■ **Task requirements**: Reproduce each of the following items verbatim, line by line, without any alteration.

■ **Dataset items**:
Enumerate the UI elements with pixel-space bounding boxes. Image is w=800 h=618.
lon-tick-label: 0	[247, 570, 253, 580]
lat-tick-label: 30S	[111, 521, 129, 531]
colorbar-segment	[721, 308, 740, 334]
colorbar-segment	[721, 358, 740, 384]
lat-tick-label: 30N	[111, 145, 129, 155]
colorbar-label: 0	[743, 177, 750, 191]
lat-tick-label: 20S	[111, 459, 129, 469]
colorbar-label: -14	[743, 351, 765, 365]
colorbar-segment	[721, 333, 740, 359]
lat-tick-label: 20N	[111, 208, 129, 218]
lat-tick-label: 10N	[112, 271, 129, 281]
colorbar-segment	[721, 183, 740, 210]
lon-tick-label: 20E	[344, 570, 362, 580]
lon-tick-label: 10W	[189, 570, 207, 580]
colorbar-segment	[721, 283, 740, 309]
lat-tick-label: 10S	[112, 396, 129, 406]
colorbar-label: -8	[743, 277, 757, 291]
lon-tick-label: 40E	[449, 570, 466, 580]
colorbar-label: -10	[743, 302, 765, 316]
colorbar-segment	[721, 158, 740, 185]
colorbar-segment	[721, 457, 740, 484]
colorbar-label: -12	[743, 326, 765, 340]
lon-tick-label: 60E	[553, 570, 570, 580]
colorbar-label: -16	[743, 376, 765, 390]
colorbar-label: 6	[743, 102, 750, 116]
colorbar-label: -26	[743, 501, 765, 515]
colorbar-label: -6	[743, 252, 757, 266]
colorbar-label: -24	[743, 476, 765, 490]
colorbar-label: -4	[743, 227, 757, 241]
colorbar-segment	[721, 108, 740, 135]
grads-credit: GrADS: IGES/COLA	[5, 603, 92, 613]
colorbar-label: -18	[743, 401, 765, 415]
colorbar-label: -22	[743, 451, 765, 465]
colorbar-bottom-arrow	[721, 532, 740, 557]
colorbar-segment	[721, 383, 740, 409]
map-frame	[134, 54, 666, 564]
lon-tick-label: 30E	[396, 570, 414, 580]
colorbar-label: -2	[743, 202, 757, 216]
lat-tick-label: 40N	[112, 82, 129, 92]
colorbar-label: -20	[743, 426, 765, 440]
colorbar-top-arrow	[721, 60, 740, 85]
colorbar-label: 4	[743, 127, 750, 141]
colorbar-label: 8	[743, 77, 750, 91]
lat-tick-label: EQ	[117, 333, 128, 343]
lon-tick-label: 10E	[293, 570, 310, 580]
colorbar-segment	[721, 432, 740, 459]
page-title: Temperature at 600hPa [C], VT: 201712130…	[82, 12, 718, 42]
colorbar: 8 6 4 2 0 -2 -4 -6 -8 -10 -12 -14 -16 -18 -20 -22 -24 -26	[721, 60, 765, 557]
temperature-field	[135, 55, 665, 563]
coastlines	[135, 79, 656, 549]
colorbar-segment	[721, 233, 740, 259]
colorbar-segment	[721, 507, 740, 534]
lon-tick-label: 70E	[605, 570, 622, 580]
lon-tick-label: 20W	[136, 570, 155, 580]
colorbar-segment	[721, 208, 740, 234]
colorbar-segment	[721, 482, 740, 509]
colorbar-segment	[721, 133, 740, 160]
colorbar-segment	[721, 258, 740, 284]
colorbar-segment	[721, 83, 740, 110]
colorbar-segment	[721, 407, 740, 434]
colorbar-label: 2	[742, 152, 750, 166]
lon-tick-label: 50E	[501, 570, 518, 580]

■ **Final result**:
Enumerate the UI elements with pixel-space bounding boxes. Image is w=800 h=618.
lon-tick-label: 0	[247, 570, 253, 580]
lat-tick-label: 30S	[111, 521, 129, 531]
colorbar-segment	[721, 308, 740, 334]
colorbar-segment	[721, 358, 740, 384]
lat-tick-label: 30N	[111, 145, 129, 155]
colorbar-label: 0	[743, 177, 750, 191]
lat-tick-label: 20S	[111, 459, 129, 469]
colorbar-label: -14	[743, 351, 765, 365]
colorbar-segment	[721, 333, 740, 359]
lat-tick-label: 20N	[111, 208, 129, 218]
lat-tick-label: 10N	[112, 271, 129, 281]
colorbar-segment	[721, 183, 740, 210]
lon-tick-label: 20E	[344, 570, 362, 580]
lon-tick-label: 10W	[189, 570, 207, 580]
colorbar-segment	[721, 283, 740, 309]
lat-tick-label: 10S	[112, 396, 129, 406]
colorbar-label: -8	[743, 277, 757, 291]
lon-tick-label: 40E	[449, 570, 466, 580]
colorbar-label: -10	[743, 302, 765, 316]
colorbar-segment	[721, 158, 740, 185]
colorbar-segment	[721, 457, 740, 484]
colorbar-label: -12	[743, 326, 765, 340]
lon-tick-label: 60E	[553, 570, 570, 580]
colorbar-label: -16	[743, 376, 765, 390]
colorbar-label: 6	[743, 102, 750, 116]
colorbar-label: -26	[743, 501, 765, 515]
colorbar-label: -6	[743, 252, 757, 266]
colorbar-label: -24	[743, 476, 765, 490]
colorbar-label: -4	[743, 227, 757, 241]
colorbar-segment	[721, 108, 740, 135]
grads-credit: GrADS: IGES/COLA	[5, 603, 92, 613]
colorbar-label: -18	[743, 401, 765, 415]
colorbar-label: -22	[743, 451, 765, 465]
colorbar-bottom-arrow	[721, 532, 740, 557]
colorbar-segment	[721, 383, 740, 409]
map-frame	[134, 54, 666, 564]
lon-tick-label: 30E	[396, 570, 414, 580]
colorbar-label: -2	[743, 202, 757, 216]
lat-tick-label: 40N	[112, 82, 129, 92]
colorbar-label: -20	[743, 426, 765, 440]
colorbar-top-arrow	[721, 60, 740, 85]
colorbar-label: 4	[743, 127, 750, 141]
colorbar-label: 8	[743, 77, 750, 91]
lat-tick-label: EQ	[117, 333, 128, 343]
lon-tick-label: 10E	[293, 570, 310, 580]
colorbar-segment	[721, 432, 740, 459]
page-title: Temperature at 600hPa [C], VT: 201712130…	[82, 12, 718, 42]
colorbar: 8 6 4 2 0 -2 -4 -6 -8 -10 -12 -14 -16 -18 -20 -22 -24 -26	[721, 60, 765, 557]
temperature-field	[135, 55, 665, 563]
coastlines	[135, 79, 656, 549]
colorbar-segment	[721, 233, 740, 259]
colorbar-segment	[721, 507, 740, 534]
lon-tick-label: 70E	[605, 570, 622, 580]
lon-tick-label: 20W	[136, 570, 155, 580]
colorbar-segment	[721, 208, 740, 234]
colorbar-segment	[721, 482, 740, 509]
colorbar-segment	[721, 133, 740, 160]
colorbar-segment	[721, 258, 740, 284]
colorbar-segment	[721, 83, 740, 110]
colorbar-segment	[721, 407, 740, 434]
colorbar-label: 2	[742, 152, 750, 166]
lon-tick-label: 50E	[501, 570, 518, 580]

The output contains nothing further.